## Problem details:
Search the data below for "openshift"; list each line that holds it.

## Listed records:
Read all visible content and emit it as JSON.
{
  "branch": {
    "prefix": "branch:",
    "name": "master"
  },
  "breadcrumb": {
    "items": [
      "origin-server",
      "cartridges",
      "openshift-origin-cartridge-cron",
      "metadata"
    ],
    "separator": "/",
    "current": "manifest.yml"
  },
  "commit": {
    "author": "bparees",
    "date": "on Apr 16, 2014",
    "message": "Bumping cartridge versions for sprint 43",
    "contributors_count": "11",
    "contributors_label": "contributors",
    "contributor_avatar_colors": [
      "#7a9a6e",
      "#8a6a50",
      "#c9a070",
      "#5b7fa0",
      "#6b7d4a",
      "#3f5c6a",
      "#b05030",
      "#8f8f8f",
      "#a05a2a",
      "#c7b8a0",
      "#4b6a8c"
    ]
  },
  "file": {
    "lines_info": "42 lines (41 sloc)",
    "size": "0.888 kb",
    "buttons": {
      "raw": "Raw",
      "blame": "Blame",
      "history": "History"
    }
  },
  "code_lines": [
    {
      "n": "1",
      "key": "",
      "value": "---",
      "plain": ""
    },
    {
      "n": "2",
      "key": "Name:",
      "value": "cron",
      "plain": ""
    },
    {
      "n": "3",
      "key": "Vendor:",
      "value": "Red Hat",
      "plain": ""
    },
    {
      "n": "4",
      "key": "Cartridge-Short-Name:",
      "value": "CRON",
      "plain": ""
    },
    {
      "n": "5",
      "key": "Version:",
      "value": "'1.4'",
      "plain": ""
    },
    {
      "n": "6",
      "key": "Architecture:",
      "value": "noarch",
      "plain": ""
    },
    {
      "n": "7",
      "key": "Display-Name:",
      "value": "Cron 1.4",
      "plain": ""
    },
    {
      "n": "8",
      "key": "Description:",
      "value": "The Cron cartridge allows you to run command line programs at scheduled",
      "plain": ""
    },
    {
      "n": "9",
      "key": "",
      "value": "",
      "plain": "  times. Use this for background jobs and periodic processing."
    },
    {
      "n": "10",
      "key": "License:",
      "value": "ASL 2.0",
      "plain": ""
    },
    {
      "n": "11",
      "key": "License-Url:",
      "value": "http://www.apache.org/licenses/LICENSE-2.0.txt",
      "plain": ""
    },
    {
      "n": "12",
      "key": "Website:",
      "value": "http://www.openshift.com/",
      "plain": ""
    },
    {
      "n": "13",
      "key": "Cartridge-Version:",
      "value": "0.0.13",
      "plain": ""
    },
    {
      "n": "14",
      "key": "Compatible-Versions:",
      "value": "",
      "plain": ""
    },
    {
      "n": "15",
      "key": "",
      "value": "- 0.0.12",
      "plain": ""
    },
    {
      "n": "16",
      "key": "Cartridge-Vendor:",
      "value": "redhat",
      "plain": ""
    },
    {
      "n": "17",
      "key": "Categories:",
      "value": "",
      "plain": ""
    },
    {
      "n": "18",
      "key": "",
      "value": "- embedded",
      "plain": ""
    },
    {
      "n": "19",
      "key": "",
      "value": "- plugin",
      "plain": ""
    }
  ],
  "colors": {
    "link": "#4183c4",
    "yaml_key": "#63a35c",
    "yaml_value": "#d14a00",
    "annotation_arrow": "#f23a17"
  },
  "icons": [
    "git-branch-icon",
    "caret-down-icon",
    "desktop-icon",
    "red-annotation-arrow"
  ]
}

## Exercise solution:
      "openshift-origin-cartridge-cron",
      "value": "http://www.openshift.com/",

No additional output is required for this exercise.